#### To be done:
Take every line from the material that has the word "branch" in it.
+++ Excerpted data +++
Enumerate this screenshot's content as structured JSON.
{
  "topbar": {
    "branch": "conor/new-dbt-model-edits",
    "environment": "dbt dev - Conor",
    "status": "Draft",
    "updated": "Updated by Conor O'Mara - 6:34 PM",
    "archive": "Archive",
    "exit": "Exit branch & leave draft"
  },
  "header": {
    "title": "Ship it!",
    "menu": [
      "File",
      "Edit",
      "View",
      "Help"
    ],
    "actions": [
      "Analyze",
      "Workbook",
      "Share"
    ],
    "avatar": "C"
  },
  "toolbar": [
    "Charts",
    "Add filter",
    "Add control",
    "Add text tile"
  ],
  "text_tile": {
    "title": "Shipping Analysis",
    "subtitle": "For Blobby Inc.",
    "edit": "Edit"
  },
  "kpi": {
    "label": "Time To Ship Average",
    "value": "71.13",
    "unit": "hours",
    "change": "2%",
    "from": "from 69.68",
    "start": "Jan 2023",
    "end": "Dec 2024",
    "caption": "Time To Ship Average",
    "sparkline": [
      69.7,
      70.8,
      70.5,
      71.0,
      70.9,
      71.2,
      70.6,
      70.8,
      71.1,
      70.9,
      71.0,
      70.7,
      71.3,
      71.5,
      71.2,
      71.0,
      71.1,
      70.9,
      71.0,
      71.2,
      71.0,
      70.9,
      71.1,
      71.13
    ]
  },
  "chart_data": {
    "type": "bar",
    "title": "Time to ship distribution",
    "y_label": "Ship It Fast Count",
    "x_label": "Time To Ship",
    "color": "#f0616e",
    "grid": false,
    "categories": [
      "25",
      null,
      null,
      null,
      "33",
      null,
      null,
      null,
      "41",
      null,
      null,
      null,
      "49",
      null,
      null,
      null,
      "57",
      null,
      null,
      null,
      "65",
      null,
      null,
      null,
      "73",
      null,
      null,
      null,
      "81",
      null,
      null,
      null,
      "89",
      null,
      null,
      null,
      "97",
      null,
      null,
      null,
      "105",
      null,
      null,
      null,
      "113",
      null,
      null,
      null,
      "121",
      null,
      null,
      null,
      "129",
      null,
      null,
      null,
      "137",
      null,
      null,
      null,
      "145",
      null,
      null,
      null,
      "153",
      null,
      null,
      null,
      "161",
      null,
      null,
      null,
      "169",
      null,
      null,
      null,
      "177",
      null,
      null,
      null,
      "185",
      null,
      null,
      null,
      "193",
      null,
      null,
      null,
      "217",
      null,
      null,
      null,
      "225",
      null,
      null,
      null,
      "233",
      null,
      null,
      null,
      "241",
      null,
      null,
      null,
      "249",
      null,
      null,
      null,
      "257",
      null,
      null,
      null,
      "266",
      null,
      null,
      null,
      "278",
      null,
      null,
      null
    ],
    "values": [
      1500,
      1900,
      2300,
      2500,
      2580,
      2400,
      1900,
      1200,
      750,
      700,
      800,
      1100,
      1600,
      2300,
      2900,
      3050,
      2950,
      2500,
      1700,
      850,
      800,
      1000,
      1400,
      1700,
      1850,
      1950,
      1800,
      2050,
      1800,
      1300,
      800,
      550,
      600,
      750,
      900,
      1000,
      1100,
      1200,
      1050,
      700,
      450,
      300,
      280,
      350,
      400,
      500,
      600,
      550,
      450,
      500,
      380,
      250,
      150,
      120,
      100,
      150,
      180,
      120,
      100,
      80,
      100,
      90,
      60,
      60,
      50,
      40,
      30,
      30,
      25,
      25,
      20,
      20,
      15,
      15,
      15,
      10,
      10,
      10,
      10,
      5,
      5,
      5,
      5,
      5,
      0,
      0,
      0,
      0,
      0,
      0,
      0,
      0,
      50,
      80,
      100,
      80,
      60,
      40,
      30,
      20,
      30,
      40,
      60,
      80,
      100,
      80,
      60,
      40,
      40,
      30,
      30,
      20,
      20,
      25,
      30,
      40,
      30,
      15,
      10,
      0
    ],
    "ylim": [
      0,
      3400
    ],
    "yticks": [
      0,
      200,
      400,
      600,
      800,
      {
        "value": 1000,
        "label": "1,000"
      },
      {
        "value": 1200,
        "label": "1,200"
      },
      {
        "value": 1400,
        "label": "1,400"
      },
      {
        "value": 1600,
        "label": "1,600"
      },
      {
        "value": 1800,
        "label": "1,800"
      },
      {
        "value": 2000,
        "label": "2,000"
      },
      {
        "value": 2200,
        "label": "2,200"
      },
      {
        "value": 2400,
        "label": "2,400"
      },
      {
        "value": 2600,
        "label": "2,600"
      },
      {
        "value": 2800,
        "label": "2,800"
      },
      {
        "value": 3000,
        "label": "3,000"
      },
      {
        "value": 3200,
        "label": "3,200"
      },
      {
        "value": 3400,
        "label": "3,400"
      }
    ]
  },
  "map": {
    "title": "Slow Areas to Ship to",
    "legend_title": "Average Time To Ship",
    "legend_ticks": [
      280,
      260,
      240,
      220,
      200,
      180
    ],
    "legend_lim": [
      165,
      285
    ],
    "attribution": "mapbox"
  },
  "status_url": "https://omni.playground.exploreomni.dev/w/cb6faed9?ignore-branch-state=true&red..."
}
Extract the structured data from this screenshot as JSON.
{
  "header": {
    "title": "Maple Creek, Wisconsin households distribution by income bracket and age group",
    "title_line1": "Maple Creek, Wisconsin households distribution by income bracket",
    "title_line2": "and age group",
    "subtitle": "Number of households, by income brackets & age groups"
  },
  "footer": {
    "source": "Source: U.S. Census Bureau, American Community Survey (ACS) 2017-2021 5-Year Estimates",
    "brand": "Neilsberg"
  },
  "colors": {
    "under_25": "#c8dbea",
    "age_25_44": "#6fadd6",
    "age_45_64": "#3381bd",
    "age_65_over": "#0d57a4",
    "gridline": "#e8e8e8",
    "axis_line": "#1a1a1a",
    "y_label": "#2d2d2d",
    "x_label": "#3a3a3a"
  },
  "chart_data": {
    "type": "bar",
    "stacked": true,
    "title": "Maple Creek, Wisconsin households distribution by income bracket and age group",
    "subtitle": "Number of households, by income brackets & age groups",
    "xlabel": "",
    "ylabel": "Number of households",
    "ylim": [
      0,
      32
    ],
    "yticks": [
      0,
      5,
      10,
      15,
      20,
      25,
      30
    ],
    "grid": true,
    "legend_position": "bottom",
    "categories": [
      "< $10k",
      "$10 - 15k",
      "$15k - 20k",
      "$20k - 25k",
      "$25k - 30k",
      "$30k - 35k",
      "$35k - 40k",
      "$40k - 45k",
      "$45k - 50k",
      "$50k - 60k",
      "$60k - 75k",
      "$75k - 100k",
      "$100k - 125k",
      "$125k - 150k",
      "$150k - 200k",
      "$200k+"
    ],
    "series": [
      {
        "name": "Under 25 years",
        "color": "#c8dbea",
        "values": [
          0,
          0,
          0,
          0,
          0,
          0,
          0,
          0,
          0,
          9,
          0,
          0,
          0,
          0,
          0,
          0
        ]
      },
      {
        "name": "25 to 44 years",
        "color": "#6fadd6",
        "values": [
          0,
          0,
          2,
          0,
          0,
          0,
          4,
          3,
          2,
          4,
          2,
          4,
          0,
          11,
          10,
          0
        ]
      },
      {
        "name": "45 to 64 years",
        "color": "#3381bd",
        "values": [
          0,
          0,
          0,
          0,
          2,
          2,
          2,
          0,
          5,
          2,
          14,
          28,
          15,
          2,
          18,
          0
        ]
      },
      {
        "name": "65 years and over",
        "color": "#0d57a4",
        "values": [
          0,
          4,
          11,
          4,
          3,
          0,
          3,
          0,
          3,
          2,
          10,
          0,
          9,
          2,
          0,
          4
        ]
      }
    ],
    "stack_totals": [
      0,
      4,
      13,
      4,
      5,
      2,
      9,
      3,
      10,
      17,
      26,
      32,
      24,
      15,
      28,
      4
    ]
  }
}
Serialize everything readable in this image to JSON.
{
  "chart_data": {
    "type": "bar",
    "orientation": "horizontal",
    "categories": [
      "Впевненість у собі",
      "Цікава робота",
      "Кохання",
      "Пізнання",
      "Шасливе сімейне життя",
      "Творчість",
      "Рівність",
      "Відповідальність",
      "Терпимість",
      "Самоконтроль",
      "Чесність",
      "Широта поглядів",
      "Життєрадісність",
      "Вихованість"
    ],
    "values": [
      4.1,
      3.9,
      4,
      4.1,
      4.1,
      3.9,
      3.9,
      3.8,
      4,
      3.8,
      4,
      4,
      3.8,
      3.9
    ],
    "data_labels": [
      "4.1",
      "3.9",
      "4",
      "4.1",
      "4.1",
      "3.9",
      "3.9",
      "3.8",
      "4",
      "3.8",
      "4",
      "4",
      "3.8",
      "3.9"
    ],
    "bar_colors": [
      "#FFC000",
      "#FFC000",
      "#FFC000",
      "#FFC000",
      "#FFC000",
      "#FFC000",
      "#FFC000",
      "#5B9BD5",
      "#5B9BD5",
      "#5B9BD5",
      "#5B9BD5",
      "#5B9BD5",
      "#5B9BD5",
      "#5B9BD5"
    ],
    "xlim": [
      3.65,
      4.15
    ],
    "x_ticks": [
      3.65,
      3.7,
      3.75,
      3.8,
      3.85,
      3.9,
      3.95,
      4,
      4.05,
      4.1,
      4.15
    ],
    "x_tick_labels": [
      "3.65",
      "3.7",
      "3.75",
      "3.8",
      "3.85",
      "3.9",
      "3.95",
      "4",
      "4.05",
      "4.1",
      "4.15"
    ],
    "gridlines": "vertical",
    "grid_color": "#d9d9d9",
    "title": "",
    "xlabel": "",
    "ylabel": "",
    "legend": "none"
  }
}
+++
#### Written solution:
    "branch": "conor/new-dbt-model-edits",
    "exit": "Exit branch & leave draft"
  "status_url": "https://omni.playground.exploreomni.dev/w/cb6faed9?ignore-branch-state=true&red..."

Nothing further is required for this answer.